## AIM OF THE TASK
Using the data beneath, show every line that includes the word "screenshot".

>> start DATA SUPPLIED

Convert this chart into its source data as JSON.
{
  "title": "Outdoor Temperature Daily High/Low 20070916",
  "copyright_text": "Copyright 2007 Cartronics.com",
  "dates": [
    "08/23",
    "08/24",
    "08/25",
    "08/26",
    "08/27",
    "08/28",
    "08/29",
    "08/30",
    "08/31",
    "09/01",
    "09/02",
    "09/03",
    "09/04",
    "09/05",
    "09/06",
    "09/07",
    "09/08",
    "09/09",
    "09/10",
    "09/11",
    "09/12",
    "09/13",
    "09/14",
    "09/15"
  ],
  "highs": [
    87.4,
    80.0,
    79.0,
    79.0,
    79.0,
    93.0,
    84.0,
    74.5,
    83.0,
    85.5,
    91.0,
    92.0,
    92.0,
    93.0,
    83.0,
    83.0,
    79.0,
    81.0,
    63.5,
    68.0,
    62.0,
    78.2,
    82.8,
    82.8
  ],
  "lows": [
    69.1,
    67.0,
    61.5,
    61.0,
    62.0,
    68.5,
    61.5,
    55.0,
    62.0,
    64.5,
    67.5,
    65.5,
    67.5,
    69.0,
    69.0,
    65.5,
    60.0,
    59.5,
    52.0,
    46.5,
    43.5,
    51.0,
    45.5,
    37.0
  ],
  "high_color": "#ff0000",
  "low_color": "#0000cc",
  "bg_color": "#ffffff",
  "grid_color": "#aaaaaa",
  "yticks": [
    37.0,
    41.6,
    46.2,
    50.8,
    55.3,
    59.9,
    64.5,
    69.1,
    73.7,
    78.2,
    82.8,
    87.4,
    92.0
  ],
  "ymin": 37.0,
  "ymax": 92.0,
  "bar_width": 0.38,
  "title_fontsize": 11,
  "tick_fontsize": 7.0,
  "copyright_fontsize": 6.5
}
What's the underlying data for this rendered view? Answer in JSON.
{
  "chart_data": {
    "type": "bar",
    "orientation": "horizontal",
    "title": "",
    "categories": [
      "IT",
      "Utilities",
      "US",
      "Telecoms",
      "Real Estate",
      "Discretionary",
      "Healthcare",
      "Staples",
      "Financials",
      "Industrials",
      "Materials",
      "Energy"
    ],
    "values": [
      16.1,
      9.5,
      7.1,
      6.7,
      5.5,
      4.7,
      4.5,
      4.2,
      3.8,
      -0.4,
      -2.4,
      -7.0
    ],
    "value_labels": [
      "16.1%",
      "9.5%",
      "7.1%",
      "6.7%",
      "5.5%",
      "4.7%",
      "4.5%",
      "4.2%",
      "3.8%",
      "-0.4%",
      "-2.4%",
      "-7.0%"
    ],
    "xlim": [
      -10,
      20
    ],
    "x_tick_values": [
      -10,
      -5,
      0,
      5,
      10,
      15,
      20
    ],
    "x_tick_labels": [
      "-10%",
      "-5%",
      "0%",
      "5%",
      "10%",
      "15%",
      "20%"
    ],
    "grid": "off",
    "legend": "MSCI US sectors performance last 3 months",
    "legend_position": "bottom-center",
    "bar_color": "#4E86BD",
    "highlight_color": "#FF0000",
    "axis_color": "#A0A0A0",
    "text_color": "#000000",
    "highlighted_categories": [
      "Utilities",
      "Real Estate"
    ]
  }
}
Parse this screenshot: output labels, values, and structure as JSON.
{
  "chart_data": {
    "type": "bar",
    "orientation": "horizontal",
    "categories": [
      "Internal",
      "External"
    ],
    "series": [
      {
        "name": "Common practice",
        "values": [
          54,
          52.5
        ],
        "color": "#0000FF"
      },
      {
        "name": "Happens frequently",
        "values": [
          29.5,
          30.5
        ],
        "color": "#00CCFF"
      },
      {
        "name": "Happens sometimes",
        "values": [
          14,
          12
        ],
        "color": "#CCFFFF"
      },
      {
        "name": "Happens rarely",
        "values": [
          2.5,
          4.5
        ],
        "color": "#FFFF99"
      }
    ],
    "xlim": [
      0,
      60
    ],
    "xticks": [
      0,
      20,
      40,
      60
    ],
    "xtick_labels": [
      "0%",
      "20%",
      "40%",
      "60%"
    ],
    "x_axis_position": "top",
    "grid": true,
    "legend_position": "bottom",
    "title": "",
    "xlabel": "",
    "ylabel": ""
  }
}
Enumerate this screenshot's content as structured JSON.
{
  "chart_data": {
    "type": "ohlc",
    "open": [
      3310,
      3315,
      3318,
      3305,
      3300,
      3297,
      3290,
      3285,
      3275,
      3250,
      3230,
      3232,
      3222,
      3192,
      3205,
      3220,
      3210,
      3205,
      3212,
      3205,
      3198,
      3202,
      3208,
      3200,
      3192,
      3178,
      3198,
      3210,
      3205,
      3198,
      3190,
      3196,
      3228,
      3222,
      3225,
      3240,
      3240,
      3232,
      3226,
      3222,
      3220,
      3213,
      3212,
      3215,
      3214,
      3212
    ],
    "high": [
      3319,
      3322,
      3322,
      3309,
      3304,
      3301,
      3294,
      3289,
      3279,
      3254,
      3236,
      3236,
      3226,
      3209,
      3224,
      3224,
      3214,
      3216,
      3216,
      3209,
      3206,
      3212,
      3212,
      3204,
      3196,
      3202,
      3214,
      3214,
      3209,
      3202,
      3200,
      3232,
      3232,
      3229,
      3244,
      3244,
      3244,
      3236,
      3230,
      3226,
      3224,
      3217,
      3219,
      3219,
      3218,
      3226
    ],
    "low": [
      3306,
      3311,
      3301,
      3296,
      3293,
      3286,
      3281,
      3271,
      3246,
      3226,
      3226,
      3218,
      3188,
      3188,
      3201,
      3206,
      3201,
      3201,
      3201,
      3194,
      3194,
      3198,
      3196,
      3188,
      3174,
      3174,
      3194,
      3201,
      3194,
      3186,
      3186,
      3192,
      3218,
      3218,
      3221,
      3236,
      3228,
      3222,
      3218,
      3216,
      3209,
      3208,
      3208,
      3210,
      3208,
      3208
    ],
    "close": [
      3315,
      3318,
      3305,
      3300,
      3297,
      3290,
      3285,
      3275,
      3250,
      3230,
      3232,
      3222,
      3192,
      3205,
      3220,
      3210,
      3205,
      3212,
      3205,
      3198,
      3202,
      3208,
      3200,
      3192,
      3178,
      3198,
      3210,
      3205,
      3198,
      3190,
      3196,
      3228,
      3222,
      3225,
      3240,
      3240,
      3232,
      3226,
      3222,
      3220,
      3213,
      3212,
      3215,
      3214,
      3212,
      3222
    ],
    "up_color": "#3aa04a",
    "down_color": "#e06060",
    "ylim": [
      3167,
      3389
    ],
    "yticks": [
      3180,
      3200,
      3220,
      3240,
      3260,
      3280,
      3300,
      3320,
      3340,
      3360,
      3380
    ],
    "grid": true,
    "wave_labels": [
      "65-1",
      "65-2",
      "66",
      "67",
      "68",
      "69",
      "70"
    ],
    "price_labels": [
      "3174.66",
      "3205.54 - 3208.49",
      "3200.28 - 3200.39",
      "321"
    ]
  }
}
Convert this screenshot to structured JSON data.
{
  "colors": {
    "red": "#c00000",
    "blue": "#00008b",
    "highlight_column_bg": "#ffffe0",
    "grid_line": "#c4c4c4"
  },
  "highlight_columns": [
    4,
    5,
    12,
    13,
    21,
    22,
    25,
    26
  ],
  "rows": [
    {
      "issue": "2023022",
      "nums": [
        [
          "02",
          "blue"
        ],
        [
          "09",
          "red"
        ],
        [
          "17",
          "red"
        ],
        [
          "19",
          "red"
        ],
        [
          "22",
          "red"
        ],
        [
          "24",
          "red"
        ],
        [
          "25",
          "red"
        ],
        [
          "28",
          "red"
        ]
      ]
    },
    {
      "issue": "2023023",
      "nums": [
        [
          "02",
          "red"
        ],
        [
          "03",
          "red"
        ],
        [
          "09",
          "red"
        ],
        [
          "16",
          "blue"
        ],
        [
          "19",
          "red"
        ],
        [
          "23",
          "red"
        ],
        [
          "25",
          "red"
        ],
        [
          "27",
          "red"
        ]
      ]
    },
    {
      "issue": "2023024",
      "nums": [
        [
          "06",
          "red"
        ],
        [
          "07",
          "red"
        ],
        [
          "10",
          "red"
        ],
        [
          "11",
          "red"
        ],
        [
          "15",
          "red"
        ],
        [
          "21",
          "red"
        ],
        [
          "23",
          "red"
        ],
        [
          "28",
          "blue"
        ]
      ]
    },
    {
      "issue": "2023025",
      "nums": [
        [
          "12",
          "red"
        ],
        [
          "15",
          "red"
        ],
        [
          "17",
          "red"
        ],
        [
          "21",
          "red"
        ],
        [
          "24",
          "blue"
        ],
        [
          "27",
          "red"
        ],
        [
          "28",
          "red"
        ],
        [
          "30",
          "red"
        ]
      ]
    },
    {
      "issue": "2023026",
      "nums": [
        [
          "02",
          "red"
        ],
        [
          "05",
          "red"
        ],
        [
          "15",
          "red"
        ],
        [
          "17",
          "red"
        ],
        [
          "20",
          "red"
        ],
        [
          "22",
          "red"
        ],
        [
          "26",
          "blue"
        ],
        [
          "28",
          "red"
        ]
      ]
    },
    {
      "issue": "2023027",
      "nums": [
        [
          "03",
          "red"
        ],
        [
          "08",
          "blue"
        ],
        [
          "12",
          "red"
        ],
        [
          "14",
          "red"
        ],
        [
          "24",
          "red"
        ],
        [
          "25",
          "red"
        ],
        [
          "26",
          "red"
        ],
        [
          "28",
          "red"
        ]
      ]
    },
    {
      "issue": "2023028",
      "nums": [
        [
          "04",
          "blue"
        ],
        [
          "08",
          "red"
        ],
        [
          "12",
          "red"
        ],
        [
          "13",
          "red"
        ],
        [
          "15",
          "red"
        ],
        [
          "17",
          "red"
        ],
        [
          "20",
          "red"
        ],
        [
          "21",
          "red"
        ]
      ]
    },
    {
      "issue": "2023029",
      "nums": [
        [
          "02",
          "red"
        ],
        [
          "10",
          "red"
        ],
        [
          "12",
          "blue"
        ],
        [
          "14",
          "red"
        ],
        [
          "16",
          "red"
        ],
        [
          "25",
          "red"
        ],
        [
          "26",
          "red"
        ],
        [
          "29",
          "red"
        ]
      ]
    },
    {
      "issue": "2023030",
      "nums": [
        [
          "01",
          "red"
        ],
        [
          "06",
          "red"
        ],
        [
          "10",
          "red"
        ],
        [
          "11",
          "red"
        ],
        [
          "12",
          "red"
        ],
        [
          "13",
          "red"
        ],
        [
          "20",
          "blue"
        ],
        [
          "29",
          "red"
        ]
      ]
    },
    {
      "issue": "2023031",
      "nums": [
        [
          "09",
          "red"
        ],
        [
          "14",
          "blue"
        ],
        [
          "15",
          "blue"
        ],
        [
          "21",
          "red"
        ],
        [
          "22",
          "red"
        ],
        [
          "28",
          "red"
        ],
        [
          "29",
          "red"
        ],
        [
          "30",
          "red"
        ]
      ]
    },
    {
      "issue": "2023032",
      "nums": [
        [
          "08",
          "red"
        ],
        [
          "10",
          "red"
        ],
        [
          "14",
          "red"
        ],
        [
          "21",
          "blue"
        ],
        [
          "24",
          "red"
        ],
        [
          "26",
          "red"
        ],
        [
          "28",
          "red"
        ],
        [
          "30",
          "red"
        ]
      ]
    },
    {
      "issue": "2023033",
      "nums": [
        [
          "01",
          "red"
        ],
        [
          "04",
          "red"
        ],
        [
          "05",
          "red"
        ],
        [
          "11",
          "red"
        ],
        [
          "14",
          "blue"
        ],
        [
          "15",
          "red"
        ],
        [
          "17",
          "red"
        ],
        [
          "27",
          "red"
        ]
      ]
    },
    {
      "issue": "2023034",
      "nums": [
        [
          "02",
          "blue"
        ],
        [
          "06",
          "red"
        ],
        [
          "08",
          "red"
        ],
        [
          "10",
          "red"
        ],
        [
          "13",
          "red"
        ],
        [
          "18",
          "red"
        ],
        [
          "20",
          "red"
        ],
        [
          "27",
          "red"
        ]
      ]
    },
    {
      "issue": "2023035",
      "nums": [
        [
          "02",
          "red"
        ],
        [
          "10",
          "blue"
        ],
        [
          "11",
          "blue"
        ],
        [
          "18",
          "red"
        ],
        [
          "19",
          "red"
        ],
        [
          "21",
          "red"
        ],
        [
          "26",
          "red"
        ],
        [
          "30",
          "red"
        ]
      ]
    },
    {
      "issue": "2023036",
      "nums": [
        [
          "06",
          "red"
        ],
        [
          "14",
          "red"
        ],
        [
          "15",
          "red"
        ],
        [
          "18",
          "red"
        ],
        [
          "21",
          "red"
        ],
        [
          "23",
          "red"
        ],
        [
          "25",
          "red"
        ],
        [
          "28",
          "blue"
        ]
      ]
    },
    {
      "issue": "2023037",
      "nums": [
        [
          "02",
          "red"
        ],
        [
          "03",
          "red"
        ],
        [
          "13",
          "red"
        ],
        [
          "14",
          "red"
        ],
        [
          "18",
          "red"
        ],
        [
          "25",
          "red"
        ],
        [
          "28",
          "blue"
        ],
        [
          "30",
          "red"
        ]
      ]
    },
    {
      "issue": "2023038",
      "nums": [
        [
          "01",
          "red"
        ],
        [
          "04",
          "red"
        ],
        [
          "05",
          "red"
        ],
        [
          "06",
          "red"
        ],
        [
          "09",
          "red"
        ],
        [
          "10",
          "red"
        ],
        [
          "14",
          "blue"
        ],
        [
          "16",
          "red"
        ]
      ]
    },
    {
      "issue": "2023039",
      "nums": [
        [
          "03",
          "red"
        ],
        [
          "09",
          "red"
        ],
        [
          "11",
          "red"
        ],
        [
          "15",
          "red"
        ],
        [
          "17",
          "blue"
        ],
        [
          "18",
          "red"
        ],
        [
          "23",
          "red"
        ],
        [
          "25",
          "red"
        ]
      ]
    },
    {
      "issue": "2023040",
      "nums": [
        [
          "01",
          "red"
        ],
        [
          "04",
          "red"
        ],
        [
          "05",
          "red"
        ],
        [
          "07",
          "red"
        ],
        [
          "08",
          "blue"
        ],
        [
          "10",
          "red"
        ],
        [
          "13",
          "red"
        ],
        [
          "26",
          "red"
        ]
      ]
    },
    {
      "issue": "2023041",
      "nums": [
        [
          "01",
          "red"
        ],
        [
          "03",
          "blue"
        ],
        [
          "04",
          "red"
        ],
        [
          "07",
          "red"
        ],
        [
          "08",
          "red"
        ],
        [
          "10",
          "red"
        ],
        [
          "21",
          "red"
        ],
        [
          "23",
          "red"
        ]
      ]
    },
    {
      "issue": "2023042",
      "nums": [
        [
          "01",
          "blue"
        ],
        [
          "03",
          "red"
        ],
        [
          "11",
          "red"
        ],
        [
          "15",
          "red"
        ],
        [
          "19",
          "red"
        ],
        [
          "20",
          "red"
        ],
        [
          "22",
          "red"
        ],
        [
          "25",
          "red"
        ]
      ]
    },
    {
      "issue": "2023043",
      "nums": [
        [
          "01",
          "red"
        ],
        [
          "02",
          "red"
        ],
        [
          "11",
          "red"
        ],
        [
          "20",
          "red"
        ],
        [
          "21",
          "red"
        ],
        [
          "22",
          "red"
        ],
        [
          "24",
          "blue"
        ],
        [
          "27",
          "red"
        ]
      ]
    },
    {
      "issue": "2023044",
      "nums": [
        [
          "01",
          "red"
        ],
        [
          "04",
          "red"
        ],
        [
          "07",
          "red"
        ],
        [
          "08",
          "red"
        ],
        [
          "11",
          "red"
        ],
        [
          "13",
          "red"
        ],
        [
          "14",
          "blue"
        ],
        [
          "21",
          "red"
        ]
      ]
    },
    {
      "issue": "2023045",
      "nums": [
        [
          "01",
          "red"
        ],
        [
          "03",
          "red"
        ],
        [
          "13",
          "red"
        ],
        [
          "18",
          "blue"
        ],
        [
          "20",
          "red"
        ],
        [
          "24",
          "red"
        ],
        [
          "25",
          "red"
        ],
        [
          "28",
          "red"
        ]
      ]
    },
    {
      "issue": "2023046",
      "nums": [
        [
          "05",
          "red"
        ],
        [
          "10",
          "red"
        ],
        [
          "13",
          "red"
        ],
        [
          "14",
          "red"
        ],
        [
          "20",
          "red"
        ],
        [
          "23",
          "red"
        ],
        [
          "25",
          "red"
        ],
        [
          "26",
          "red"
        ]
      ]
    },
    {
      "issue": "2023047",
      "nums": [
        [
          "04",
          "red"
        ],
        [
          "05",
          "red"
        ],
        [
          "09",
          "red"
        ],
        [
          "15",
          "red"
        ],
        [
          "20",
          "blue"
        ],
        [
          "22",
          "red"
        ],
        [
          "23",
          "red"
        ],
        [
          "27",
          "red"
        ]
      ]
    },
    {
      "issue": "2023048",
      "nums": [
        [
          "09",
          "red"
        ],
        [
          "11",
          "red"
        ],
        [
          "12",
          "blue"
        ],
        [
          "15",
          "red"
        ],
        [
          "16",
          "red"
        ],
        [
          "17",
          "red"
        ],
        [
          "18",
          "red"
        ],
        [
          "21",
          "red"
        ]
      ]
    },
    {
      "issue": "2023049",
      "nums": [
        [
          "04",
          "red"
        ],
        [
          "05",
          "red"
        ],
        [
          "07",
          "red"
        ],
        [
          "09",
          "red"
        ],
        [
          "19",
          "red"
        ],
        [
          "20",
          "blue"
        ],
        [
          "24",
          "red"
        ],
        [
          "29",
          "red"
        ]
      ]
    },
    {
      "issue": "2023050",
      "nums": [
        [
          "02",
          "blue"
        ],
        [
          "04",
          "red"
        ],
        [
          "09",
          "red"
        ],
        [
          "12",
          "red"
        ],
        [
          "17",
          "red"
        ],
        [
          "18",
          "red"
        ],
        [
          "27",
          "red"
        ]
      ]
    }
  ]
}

>> end DATA SUPPLIED

## RESPONSE TO THE TASK
Parse this screenshot: output labels, values, and structure as JSON.
Enumerate this screenshot's content as structured JSON.
Convert this screenshot to structured JSON data.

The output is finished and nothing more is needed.